## Given task
Copy exactly, and only, the lines from the one with "Output a JSON" to the end of the listing; omit pictures.

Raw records
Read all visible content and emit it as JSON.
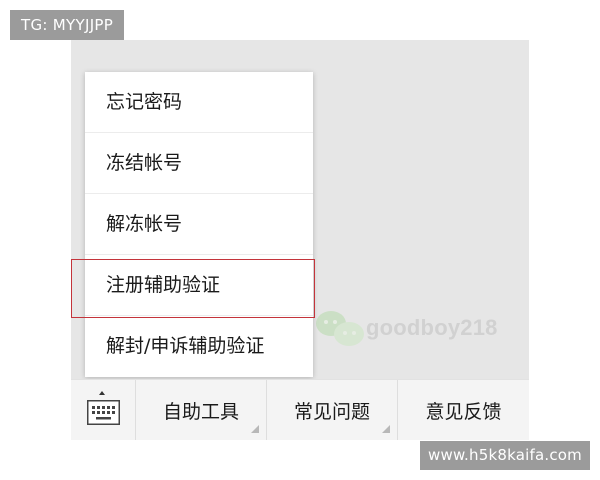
{
  "tag_badge": "TG: MYYJJPP",
  "menu": {
    "items": [
      {
        "label": "忘记密码"
      },
      {
        "label": "冻结帐号"
      },
      {
        "label": "解冻帐号"
      },
      {
        "label": "注册辅助验证"
      },
      {
        "label": "解封/申诉辅助验证"
      }
    ],
    "highlighted_index": 3
  },
  "watermark": {
    "text": "goodboy218"
  },
  "bottom_bar": {
    "keyboard_icon": "keyboard-icon",
    "tabs": [
      {
        "label": "自助工具",
        "has_submenu": true
      },
      {
        "label": "常见问题",
        "has_submenu": true
      },
      {
        "label": "意见反馈",
        "has_submenu": false
      }
    ]
  },
  "footer_badge": "www.h5k8kaifa.com",
  "colors": {
    "highlight_border": "#c4343b",
    "chat_background": "#e6e6e6",
    "badge_background": "#9b9b9b"
  }
}
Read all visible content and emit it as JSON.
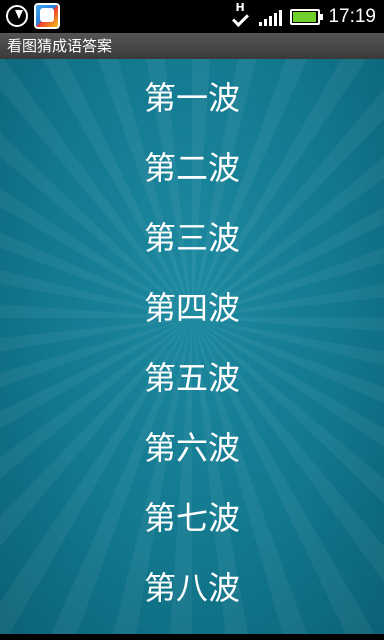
{
  "status_bar": {
    "time": "17:19",
    "network_type": "H",
    "icons": [
      "download-icon",
      "app-notification-icon",
      "network-icon",
      "signal-icon",
      "battery-icon"
    ],
    "battery_color": "#6fd02c"
  },
  "app": {
    "title": "看图猜成语答案"
  },
  "waves": [
    {
      "label": "第一波"
    },
    {
      "label": "第二波"
    },
    {
      "label": "第三波"
    },
    {
      "label": "第四波"
    },
    {
      "label": "第五波"
    },
    {
      "label": "第六波"
    },
    {
      "label": "第七波"
    },
    {
      "label": "第八波"
    }
  ],
  "colors": {
    "background": "#12788e",
    "text": "#ffffff",
    "title_bar": "#454545"
  }
}
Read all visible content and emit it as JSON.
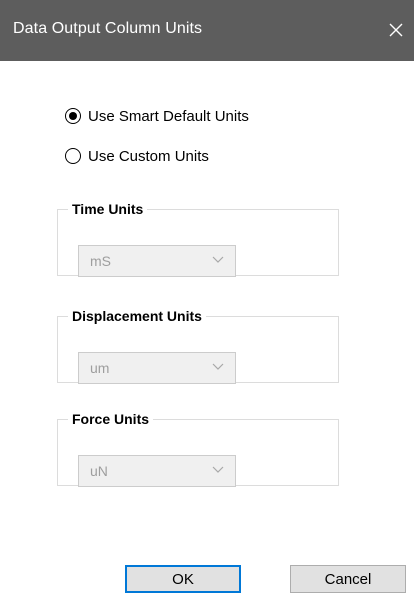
{
  "window": {
    "title": "Data Output Column Units",
    "close_icon": "close-icon"
  },
  "units_mode": {
    "options": [
      {
        "label": "Use Smart Default Units",
        "selected": true
      },
      {
        "label": "Use Custom Units",
        "selected": false
      }
    ]
  },
  "groups": {
    "time": {
      "title": "Time Units",
      "value": "mS",
      "enabled": false
    },
    "displacement": {
      "title": "Displacement Units",
      "value": "um",
      "enabled": false
    },
    "force": {
      "title": "Force Units",
      "value": "uN",
      "enabled": false
    }
  },
  "buttons": {
    "ok": "OK",
    "cancel": "Cancel"
  },
  "colors": {
    "titlebar": "#5d5d5d",
    "default_button_border": "#0078d7",
    "disabled_text": "#9e9e9e"
  }
}
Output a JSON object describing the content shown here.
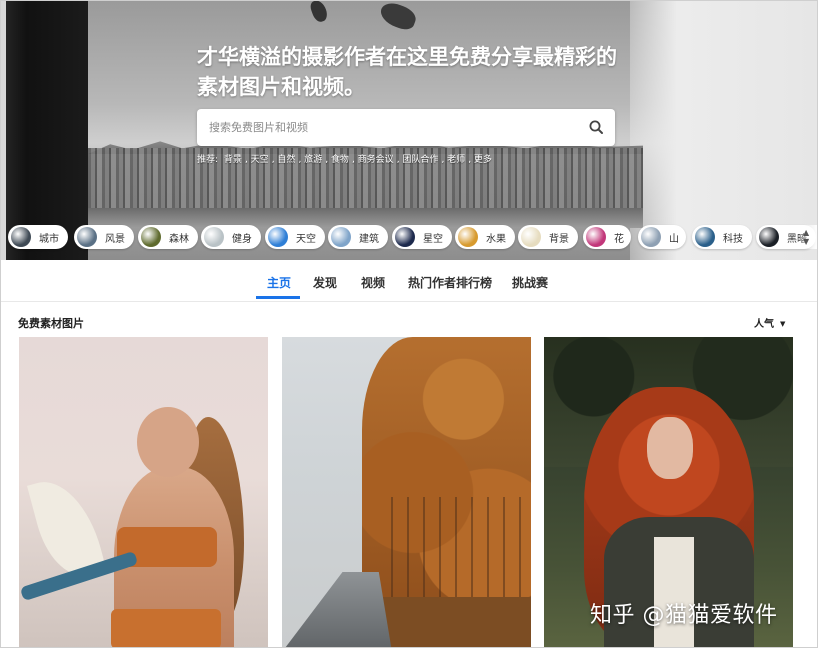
{
  "hero": {
    "title": "才华横溢的摄影作者在这里免费分享最精彩的素材图片和视频。"
  },
  "search": {
    "placeholder": "搜索免费图片和视频",
    "value": ""
  },
  "suggestions": {
    "prefix": "推荐:",
    "items": [
      "背景",
      "天空",
      "自然",
      "旅游",
      "食物",
      "商务会议",
      "团队合作",
      "老师",
      "更多"
    ]
  },
  "categories": [
    {
      "label": "城市",
      "color": "#3f4a55"
    },
    {
      "label": "风景",
      "color": "#5a7085"
    },
    {
      "label": "森林",
      "color": "#5f6b2e"
    },
    {
      "label": "健身",
      "color": "#b9c2c6"
    },
    {
      "label": "天空",
      "color": "#2f7fd6"
    },
    {
      "label": "建筑",
      "color": "#7fa4c9"
    },
    {
      "label": "星空",
      "color": "#1d2a4d"
    },
    {
      "label": "水果",
      "color": "#d79a2e"
    },
    {
      "label": "背景",
      "color": "#e6dcbf"
    },
    {
      "label": "花",
      "color": "#c2377a"
    },
    {
      "label": "山",
      "color": "#8ea0b3"
    },
    {
      "label": "科技",
      "color": "#2a5f8a"
    },
    {
      "label": "黑暗",
      "color": "#1a1f26"
    }
  ],
  "nav": {
    "tabs": [
      "主页",
      "发现",
      "视频",
      "热门作者排行榜",
      "挑战赛"
    ],
    "active": "主页"
  },
  "section": {
    "title": "免费素材图片",
    "sort_label": "人气"
  },
  "watermark": "知乎 @猫猫爱软件",
  "colors": {
    "accent": "#1a73e8"
  }
}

## Complete response
Output a JSON object describing the content shown here.
{
  "hero": {
    "title": "才华横溢的摄影作者在这里免费分享最精彩的素材图片和视频。"
  },
  "search": {
    "placeholder": "搜索免费图片和视频",
    "value": ""
  },
  "suggestions": {
    "prefix": "推荐:",
    "items": [
      "背景",
      "天空",
      "自然",
      "旅游",
      "食物",
      "商务会议",
      "团队合作",
      "老师",
      "更多"
    ]
  },
  "categories": [
    {
      "label": "城市",
      "color": "#3f4a55"
    },
    {
      "label": "风景",
      "color": "#5a7085"
    },
    {
      "label": "森林",
      "color": "#5f6b2e"
    },
    {
      "label": "健身",
      "color": "#b9c2c6"
    },
    {
      "label": "天空",
      "color": "#2f7fd6"
    },
    {
      "label": "建筑",
      "color": "#7fa4c9"
    },
    {
      "label": "星空",
      "color": "#1d2a4d"
    },
    {
      "label": "水果",
      "color": "#d79a2e"
    },
    {
      "label": "背景",
      "color": "#e6dcbf"
    },
    {
      "label": "花",
      "color": "#c2377a"
    },
    {
      "label": "山",
      "color": "#8ea0b3"
    },
    {
      "label": "科技",
      "color": "#2a5f8a"
    },
    {
      "label": "黑暗",
      "color": "#1a1f26"
    }
  ],
  "nav": {
    "tabs": [
      "主页",
      "发现",
      "视频",
      "热门作者排行榜",
      "挑战赛"
    ],
    "active": "主页"
  },
  "section": {
    "title": "免费素材图片",
    "sort_label": "人气"
  },
  "watermark": "知乎 @猫猫爱软件",
  "colors": {
    "accent": "#1a73e8"
  }
}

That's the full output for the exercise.